Problem to solve: Identify every line in the records below that contains the word "ylabel", and copy each of those lines.

Information provided:
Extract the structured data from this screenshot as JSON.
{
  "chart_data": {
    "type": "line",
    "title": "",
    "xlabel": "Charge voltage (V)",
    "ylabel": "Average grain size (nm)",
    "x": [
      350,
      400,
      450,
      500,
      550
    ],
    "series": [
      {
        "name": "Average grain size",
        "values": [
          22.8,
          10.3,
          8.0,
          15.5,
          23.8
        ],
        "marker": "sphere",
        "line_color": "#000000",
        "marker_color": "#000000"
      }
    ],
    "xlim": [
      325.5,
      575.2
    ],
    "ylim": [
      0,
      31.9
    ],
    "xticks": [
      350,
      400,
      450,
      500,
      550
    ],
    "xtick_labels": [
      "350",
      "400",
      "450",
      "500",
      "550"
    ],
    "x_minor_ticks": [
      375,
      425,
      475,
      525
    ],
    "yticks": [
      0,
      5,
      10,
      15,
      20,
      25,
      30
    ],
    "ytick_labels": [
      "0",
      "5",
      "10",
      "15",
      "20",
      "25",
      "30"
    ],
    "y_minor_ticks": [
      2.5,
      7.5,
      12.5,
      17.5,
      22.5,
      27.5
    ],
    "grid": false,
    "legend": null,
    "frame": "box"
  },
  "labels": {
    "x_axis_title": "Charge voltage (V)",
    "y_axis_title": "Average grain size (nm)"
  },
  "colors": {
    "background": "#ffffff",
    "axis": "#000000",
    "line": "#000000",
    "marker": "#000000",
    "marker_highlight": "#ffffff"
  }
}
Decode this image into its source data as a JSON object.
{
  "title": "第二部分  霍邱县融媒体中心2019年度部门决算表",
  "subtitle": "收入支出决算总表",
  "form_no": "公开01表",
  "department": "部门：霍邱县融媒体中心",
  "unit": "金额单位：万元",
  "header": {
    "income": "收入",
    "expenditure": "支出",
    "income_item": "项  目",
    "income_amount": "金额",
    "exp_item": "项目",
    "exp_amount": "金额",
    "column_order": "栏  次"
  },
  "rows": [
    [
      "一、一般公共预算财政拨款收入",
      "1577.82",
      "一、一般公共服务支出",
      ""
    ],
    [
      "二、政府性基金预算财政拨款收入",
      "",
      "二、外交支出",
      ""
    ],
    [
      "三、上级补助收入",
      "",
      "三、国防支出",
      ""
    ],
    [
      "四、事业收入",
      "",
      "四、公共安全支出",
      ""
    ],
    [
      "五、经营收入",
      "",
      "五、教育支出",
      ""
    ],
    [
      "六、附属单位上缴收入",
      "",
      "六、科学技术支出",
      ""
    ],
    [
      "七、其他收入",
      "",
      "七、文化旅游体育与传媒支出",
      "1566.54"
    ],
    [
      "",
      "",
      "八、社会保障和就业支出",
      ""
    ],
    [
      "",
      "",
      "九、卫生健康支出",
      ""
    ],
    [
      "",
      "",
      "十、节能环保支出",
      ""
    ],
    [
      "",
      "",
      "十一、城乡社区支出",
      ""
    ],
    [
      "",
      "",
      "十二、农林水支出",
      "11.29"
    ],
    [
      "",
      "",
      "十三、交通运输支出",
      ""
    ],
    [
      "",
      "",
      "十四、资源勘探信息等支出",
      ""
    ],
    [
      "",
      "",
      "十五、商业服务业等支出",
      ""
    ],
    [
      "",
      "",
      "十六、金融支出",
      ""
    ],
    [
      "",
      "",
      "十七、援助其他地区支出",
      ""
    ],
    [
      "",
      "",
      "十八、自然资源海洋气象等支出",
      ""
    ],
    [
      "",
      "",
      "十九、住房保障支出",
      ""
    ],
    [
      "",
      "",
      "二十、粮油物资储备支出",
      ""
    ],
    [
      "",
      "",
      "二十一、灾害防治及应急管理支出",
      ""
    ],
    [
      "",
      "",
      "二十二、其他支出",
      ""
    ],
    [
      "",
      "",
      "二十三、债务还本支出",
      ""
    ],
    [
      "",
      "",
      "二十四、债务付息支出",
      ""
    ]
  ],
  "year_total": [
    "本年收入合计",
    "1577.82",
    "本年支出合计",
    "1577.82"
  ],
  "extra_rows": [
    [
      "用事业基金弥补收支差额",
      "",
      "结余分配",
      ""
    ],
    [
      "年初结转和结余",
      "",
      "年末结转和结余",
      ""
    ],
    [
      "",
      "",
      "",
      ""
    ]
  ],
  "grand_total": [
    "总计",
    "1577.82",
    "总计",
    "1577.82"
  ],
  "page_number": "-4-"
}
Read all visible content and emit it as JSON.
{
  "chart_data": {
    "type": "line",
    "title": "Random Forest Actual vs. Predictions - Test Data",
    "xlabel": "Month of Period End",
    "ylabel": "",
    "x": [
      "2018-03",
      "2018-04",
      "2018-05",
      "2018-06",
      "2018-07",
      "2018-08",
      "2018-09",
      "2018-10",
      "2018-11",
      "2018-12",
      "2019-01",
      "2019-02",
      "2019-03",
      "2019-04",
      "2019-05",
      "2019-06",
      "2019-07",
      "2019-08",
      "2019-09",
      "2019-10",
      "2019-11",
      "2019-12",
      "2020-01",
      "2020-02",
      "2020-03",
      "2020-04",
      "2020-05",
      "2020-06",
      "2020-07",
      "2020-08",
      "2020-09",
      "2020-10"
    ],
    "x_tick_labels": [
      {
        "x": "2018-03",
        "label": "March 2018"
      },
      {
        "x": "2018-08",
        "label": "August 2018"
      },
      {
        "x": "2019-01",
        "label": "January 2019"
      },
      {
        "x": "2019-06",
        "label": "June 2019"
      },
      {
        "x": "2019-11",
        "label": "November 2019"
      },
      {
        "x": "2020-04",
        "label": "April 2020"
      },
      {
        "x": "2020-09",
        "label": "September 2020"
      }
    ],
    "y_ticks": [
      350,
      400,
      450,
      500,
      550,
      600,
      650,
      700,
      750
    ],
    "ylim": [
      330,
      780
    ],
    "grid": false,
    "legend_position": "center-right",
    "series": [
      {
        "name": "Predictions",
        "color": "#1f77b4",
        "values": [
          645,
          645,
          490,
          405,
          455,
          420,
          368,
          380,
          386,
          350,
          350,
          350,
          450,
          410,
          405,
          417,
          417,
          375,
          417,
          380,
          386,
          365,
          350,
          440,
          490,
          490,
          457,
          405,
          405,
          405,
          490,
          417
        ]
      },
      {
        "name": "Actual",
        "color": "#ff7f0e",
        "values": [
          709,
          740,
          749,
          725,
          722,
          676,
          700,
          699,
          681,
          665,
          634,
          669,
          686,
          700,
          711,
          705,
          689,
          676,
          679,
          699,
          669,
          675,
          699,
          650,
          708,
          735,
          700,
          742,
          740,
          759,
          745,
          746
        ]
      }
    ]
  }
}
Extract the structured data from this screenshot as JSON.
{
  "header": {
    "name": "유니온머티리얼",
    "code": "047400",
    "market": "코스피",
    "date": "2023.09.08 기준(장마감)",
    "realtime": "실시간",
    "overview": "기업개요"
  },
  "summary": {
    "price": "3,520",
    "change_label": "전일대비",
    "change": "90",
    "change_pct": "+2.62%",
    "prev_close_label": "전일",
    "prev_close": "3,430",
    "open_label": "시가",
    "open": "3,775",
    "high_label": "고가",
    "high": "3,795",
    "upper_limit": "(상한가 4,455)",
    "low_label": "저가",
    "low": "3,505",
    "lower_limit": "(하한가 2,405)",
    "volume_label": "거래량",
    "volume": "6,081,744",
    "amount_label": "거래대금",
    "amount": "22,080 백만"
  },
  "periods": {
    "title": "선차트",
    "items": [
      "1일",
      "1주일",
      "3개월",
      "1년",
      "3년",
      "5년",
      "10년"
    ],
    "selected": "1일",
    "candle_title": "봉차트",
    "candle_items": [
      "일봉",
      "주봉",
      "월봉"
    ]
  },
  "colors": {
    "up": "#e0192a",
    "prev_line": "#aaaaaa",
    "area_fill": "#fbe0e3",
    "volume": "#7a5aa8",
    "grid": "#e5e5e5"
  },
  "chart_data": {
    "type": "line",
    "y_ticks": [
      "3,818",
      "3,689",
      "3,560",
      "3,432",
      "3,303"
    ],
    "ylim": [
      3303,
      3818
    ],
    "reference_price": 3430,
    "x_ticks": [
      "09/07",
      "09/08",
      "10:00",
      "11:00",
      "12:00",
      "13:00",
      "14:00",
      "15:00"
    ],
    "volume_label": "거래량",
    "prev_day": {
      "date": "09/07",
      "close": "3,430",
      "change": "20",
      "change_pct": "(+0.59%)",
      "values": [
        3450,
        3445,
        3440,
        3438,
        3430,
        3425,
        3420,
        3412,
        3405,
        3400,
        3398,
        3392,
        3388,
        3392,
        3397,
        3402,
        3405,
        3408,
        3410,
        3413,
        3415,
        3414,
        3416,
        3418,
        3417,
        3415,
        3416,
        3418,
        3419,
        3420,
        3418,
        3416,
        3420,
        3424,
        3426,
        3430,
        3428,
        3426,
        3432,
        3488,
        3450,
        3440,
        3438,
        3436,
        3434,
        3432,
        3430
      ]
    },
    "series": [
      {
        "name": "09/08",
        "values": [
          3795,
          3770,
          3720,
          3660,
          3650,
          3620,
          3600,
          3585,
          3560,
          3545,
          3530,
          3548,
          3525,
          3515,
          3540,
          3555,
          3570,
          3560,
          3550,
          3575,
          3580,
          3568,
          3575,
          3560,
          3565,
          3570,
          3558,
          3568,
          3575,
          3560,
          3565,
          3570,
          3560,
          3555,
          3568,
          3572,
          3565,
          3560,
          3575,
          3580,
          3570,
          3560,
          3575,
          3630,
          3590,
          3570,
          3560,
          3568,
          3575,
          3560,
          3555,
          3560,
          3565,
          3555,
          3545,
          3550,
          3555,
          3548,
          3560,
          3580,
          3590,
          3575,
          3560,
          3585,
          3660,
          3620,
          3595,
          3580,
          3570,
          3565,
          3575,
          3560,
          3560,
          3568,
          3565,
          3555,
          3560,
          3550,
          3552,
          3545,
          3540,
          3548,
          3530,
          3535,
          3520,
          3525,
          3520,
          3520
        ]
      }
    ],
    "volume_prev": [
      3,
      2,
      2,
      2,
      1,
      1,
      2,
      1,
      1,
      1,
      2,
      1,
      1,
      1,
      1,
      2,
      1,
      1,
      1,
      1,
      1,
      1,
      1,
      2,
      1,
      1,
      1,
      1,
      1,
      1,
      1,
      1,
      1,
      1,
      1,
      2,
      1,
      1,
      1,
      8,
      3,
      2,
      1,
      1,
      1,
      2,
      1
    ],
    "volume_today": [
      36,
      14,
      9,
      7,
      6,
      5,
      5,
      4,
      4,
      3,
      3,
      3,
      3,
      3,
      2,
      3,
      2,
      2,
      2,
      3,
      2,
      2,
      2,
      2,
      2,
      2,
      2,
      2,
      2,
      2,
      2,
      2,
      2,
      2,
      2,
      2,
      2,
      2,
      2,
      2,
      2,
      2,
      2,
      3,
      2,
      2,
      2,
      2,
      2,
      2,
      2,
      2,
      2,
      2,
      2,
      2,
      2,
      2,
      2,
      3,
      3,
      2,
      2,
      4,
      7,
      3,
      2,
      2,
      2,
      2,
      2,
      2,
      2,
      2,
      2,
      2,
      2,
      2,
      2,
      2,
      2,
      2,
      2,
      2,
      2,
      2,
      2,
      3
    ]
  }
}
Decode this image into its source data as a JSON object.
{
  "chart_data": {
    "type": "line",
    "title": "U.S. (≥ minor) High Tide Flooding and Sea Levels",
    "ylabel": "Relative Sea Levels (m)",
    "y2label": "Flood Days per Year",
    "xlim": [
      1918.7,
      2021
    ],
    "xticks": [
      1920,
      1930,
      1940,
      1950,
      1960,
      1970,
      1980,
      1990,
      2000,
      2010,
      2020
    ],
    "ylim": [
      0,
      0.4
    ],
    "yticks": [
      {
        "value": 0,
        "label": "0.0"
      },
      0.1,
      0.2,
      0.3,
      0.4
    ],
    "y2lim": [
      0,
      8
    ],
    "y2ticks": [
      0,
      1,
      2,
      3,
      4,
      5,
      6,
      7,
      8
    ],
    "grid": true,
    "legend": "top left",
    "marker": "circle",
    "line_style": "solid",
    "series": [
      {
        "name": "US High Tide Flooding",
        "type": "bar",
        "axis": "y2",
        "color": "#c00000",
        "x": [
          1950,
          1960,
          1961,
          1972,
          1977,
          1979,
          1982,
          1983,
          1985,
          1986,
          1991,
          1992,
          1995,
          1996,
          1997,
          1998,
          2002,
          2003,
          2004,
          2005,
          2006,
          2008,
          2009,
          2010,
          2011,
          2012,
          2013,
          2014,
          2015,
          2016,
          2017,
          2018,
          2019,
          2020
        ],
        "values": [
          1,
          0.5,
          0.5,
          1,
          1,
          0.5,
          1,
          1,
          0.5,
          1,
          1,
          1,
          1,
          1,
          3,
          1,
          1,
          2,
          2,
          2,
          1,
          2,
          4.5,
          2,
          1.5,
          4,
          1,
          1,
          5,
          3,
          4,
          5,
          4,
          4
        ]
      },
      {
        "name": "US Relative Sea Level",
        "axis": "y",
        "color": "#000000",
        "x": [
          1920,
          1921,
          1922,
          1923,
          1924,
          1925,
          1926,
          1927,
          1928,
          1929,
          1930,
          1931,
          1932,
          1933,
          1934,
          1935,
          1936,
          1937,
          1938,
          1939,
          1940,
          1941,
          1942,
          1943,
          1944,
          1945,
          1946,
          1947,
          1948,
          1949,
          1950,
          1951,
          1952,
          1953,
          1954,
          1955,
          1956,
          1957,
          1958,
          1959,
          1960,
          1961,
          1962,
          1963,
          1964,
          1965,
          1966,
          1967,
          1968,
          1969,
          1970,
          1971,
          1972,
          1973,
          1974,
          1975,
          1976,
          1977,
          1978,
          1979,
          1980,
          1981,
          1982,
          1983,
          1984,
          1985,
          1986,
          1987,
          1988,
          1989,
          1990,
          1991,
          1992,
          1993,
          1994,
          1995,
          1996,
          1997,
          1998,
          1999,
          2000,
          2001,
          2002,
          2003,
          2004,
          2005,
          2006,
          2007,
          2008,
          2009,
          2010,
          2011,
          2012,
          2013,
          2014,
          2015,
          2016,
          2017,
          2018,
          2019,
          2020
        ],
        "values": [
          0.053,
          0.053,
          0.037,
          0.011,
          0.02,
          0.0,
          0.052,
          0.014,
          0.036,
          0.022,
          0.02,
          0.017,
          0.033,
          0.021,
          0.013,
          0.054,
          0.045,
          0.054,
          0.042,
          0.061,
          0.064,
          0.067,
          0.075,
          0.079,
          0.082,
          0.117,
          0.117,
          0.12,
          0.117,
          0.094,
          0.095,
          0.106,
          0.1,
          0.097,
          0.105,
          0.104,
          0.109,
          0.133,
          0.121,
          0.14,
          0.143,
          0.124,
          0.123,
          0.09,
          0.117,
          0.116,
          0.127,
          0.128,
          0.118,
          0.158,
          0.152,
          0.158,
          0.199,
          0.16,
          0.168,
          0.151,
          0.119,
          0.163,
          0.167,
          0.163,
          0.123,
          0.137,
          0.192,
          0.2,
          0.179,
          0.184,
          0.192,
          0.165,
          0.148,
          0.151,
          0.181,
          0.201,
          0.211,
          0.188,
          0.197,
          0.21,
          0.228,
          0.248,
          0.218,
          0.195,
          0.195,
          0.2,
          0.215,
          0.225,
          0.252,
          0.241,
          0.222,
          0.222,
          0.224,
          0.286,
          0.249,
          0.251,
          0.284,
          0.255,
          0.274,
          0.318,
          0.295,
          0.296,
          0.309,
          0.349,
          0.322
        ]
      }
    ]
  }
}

Output:
    "ylabel": "Average grain size (nm)",
    "ylabel": "",
    "ylabel": "Relative Sea Levels (m)",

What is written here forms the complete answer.